• _To be done_: Pull every line containing "content" from the entries.

(Stored data)
## BEGIN
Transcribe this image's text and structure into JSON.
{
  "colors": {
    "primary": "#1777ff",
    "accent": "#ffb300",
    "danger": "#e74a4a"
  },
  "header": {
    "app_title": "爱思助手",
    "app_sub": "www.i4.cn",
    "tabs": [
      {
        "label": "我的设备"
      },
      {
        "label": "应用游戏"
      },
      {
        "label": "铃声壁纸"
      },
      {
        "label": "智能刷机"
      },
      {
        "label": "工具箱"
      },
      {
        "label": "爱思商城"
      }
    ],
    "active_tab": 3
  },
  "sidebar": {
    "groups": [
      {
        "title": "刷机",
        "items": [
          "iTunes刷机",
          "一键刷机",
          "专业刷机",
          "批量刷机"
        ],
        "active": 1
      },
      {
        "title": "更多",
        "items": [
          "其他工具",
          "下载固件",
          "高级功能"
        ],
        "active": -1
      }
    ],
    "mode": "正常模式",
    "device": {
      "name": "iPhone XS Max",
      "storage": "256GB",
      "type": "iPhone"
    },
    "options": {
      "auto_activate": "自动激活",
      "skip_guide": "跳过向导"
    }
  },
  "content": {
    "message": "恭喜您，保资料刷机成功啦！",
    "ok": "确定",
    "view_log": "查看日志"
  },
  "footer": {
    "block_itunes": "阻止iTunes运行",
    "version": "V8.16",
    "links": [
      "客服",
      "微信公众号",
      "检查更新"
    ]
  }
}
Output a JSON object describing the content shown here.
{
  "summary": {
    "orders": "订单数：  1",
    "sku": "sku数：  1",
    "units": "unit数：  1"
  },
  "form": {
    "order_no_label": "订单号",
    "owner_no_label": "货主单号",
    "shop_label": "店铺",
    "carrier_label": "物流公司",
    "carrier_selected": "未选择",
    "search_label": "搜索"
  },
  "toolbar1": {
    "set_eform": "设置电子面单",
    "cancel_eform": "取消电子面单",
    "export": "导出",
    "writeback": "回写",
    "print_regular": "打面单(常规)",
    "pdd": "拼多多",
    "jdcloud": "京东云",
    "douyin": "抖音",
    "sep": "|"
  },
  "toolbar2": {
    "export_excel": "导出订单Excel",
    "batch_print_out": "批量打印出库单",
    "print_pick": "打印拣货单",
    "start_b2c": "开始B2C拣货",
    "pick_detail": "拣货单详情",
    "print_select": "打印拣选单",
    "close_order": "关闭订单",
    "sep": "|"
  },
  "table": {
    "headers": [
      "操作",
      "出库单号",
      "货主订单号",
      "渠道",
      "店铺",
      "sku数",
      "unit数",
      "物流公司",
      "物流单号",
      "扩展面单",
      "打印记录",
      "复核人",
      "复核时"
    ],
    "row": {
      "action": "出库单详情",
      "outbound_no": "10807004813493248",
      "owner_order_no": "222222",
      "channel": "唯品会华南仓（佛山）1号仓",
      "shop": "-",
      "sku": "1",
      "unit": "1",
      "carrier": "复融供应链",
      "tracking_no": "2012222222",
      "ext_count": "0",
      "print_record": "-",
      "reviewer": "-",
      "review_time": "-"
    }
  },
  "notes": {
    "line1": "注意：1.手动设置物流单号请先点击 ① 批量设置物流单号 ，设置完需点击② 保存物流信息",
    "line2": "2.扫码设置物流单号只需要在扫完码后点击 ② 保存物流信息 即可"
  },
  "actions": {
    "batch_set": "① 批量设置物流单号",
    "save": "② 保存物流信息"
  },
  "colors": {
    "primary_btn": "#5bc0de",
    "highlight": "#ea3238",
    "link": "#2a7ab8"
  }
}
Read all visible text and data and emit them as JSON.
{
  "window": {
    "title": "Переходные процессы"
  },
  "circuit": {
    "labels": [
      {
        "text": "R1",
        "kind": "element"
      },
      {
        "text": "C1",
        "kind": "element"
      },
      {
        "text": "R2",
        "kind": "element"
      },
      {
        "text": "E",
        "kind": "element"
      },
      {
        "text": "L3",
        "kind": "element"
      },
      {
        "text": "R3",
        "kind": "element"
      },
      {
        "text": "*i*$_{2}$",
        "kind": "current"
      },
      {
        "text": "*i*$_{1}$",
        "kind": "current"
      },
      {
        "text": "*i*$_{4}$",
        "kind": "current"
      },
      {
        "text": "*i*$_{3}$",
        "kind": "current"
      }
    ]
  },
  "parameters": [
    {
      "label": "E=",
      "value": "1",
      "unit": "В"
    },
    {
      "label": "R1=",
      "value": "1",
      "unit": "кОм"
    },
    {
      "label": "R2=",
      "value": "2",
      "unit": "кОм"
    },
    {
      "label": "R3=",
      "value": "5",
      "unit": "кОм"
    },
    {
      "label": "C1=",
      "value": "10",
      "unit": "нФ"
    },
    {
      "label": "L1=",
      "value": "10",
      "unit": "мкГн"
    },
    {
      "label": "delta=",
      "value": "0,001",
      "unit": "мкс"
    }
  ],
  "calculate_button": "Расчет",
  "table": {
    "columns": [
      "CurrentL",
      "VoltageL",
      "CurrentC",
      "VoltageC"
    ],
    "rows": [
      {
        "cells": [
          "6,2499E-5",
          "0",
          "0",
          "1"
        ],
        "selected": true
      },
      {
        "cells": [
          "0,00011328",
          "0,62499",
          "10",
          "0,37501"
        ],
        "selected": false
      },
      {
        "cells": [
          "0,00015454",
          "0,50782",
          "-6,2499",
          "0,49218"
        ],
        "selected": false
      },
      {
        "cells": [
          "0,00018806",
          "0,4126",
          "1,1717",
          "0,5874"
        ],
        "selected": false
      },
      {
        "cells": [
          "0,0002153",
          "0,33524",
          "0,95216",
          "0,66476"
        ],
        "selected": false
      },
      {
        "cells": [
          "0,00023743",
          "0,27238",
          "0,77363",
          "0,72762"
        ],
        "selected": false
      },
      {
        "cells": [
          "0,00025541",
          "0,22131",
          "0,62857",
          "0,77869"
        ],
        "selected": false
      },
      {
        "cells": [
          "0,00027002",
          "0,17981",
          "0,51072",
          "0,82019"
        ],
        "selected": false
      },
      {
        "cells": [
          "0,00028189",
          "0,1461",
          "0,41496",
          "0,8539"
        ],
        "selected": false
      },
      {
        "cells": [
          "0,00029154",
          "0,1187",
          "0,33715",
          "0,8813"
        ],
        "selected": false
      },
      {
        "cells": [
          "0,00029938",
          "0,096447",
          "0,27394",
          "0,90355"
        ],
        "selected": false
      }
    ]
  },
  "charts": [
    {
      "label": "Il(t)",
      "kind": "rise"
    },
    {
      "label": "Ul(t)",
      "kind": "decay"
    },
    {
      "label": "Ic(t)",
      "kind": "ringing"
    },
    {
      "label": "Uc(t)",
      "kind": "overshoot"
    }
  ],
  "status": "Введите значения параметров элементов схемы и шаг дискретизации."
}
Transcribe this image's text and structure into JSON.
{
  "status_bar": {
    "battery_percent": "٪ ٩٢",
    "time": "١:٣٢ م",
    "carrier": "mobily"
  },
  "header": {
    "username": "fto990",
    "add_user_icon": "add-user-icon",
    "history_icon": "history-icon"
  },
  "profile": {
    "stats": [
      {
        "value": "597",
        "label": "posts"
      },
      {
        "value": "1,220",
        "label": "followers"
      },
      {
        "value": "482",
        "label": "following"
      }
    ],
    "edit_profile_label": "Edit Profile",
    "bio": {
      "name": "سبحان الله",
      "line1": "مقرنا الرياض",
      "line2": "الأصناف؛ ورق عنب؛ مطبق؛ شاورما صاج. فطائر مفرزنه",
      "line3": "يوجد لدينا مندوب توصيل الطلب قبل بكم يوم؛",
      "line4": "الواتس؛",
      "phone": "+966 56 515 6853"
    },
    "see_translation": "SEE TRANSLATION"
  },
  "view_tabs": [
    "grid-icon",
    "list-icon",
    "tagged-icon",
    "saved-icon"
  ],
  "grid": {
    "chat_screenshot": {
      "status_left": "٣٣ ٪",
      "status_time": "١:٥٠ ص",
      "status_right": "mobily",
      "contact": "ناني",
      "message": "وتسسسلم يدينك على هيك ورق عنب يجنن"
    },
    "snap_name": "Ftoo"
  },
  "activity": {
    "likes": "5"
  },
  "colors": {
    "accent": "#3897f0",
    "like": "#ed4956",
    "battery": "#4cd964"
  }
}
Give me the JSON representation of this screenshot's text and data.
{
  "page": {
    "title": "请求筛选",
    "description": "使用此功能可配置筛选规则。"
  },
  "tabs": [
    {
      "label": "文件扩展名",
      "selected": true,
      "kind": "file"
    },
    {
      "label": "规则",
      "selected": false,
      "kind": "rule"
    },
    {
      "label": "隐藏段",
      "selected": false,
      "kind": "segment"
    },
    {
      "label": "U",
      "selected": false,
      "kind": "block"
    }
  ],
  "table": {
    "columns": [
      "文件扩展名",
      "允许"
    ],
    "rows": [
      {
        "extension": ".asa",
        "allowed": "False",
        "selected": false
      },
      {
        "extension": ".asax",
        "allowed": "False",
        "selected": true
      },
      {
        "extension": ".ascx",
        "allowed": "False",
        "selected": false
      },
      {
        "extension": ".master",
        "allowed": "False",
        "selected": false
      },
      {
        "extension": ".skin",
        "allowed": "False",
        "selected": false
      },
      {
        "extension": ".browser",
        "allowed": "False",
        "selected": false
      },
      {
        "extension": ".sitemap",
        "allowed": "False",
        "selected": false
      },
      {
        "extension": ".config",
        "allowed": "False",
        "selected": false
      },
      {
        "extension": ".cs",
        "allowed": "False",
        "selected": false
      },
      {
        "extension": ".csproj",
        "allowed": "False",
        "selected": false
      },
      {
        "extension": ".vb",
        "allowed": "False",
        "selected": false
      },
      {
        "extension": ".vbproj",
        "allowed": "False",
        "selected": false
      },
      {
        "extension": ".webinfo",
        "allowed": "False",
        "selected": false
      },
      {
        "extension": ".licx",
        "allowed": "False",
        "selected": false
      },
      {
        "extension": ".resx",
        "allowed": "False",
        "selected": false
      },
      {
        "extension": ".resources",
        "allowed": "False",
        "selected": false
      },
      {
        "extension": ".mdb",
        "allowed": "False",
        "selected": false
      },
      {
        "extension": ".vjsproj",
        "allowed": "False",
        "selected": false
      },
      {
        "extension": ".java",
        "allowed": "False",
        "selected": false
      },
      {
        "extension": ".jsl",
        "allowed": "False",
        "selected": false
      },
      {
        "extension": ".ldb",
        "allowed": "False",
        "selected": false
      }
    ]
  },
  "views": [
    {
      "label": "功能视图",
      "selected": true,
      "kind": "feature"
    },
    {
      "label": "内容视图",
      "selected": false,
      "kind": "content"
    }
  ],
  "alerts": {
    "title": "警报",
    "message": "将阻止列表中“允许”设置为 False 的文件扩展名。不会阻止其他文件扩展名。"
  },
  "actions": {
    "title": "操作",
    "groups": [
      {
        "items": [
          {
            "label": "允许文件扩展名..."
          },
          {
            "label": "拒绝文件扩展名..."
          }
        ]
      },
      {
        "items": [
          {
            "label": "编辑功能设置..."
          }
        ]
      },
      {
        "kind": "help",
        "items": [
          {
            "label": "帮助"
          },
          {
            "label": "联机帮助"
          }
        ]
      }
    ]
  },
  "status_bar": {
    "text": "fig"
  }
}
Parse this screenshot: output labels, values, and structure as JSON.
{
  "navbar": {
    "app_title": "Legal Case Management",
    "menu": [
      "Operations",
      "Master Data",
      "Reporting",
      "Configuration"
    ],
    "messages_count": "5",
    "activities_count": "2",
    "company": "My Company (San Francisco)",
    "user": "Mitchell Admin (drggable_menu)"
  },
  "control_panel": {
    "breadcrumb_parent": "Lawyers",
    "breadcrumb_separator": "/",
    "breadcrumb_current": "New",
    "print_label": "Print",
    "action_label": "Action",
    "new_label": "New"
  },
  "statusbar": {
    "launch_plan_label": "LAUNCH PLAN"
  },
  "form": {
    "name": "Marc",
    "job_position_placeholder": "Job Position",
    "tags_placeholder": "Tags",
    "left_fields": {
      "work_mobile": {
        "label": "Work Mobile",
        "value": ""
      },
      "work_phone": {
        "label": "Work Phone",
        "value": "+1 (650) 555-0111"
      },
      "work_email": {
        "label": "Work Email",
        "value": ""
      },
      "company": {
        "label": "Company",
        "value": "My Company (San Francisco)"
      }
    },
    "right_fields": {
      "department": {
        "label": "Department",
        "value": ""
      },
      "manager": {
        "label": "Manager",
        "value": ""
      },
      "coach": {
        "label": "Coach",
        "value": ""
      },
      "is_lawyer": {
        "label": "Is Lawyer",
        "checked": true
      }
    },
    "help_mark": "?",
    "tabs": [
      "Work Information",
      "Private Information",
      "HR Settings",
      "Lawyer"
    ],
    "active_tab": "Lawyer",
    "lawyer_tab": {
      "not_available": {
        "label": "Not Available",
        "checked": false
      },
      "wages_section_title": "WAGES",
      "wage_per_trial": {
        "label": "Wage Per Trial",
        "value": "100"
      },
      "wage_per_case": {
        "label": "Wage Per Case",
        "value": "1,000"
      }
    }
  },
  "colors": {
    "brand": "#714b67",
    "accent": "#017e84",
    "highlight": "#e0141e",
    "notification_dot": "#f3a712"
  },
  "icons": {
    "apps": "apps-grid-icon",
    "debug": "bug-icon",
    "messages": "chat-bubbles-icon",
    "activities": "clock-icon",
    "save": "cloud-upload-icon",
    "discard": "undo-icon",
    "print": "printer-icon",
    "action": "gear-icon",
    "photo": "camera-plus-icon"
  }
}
## END
• _Result of the task_:
  "content": {
Output a JSON object describing the content shown here.
      "kind": "content"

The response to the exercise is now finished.